Report the number of lines that hold the string "Market". Leave out any other text.

(Entries with figure data)
-.-.-
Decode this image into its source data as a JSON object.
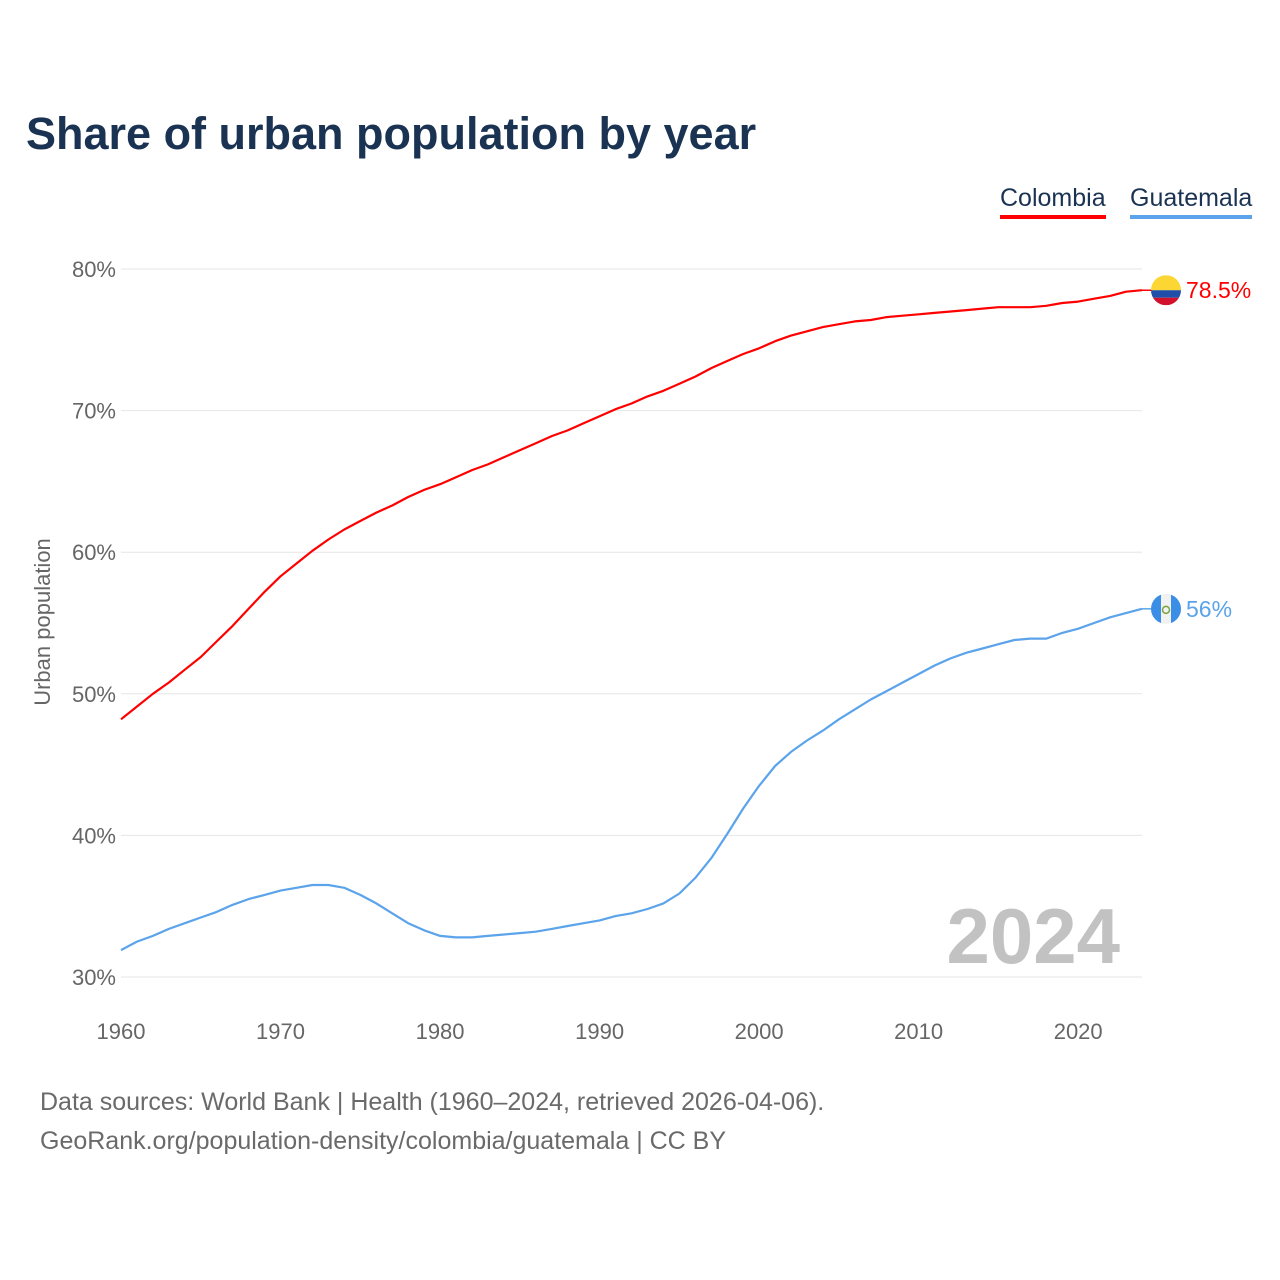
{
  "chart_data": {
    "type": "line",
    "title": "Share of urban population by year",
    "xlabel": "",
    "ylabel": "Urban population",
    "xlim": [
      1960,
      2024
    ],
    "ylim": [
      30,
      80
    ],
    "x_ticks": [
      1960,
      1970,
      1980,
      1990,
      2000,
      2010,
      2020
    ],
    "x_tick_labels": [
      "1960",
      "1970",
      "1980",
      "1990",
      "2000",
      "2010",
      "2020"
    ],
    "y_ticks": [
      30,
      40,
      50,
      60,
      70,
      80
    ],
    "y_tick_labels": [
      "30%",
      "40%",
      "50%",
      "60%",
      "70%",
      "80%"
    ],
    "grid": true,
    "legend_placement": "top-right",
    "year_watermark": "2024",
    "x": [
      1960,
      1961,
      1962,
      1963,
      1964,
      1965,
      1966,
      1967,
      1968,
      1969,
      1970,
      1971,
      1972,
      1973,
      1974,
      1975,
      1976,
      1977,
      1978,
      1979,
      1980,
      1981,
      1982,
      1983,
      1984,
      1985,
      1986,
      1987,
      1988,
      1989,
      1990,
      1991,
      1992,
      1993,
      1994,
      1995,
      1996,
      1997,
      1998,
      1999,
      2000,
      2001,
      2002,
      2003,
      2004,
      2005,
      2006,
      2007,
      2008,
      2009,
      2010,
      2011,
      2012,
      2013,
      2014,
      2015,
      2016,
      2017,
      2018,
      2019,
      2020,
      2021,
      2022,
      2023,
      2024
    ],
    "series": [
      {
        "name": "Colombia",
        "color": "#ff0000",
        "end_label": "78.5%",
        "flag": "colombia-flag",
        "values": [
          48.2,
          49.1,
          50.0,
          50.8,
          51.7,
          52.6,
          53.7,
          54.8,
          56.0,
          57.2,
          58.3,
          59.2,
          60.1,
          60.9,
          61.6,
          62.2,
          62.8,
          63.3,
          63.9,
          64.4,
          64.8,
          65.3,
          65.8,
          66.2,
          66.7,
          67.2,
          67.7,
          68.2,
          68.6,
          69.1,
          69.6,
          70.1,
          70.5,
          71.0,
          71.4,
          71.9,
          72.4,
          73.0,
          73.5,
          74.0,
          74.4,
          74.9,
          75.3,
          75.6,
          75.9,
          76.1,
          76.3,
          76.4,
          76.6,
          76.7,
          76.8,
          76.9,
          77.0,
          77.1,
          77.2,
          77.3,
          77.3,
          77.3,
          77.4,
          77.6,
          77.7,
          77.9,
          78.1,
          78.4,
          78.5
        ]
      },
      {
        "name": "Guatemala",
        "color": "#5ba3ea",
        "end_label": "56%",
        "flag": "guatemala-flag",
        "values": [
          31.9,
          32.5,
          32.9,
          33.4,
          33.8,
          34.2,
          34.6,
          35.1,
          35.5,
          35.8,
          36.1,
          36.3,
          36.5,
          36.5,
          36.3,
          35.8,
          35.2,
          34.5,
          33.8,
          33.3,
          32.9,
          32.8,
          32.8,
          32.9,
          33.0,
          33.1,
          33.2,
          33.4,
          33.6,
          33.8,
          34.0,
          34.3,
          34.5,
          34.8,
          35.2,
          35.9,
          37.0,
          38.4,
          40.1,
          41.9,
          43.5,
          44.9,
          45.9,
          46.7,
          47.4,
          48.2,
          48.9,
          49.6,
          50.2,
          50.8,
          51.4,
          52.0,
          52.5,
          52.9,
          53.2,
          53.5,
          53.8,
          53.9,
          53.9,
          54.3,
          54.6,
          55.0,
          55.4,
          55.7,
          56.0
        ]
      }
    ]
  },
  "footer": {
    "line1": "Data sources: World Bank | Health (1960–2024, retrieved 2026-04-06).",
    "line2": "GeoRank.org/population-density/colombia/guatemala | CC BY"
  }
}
-.-.-
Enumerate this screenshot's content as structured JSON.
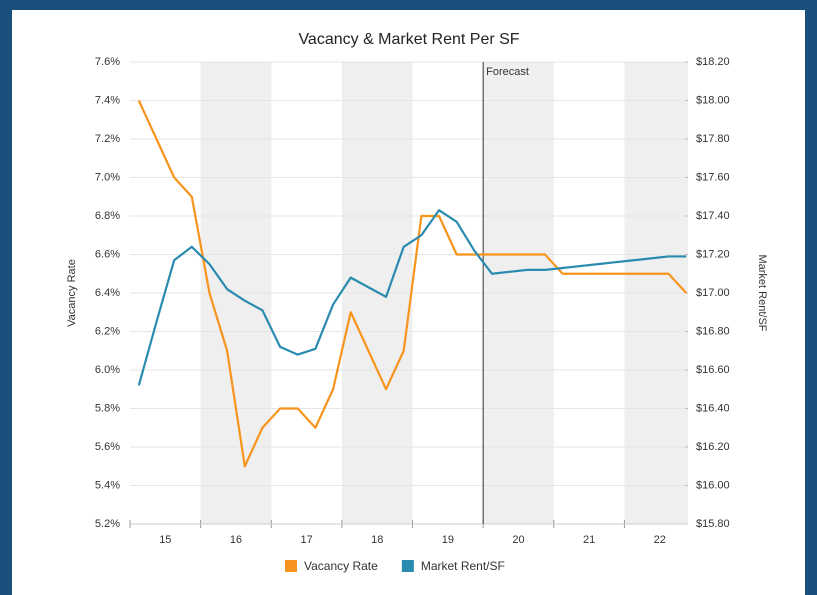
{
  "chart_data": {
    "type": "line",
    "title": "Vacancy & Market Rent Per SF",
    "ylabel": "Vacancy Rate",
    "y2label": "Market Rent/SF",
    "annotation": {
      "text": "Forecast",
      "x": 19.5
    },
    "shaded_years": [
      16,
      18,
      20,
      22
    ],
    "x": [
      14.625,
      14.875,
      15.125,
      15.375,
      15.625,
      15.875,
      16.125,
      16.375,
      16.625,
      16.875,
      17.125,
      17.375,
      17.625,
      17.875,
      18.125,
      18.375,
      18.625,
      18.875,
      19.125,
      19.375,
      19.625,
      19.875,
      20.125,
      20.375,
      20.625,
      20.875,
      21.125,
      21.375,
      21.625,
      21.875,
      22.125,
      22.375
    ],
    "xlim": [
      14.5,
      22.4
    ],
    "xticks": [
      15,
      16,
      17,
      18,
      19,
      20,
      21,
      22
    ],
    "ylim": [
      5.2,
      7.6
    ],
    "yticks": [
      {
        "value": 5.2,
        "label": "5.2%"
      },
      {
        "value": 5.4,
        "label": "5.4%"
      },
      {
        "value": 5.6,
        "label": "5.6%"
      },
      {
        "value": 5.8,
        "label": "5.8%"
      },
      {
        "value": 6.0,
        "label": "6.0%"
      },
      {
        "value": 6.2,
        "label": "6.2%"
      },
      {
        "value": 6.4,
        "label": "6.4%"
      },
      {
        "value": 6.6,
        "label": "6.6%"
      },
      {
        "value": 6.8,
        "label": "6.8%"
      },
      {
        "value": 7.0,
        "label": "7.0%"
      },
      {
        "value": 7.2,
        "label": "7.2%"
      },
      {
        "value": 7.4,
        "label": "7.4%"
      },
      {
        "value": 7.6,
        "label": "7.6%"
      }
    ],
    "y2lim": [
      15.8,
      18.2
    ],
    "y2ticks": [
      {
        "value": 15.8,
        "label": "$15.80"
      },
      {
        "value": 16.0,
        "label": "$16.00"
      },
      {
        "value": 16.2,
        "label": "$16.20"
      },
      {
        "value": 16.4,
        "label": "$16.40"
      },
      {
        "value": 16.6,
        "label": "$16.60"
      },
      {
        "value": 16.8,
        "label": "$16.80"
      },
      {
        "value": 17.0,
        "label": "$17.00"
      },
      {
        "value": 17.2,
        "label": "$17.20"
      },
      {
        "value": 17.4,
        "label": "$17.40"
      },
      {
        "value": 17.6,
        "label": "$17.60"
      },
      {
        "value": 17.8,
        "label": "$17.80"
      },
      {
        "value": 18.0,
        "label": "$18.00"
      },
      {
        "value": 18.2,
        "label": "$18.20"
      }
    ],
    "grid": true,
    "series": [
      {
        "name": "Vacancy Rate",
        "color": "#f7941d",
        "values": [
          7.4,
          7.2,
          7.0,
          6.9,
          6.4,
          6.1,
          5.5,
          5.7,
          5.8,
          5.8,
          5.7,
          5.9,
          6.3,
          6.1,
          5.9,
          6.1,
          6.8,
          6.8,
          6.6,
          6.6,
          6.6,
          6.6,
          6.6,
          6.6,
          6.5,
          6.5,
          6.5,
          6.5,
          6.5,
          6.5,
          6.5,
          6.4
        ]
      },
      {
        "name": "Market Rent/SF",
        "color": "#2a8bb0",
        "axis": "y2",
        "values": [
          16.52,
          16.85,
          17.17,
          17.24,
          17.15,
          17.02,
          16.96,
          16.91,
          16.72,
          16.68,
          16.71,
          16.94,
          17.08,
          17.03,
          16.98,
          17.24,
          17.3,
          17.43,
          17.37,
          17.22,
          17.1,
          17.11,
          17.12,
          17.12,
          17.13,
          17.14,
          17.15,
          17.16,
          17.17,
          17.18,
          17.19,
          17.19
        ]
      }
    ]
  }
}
-.-.-
→ Full solution: 3